▶ _WRITTEN EXERCISE_: Repeat the data below exactly, dropping any pictures it holds.

Records from a data source:
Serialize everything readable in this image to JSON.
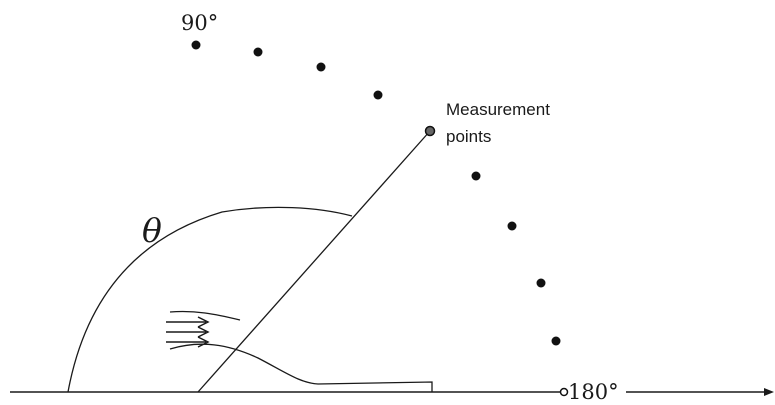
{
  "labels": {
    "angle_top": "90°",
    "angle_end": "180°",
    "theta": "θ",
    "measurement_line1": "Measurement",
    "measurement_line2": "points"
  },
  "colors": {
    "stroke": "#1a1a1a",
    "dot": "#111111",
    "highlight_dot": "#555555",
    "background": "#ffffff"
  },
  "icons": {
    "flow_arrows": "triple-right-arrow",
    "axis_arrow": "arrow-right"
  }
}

▶ _RESPONSE TO THIS TASK_:
Serialize everything readable in this image to JSON.
{
  "labels": {
    "angle_top": "90°",
    "angle_end": "180°",
    "theta": "θ",
    "measurement_line1": "Measurement",
    "measurement_line2": "points"
  },
  "colors": {
    "stroke": "#1a1a1a",
    "dot": "#111111",
    "highlight_dot": "#555555",
    "background": "#ffffff"
  },
  "icons": {
    "flow_arrows": "triple-right-arrow",
    "axis_arrow": "arrow-right"
  }
}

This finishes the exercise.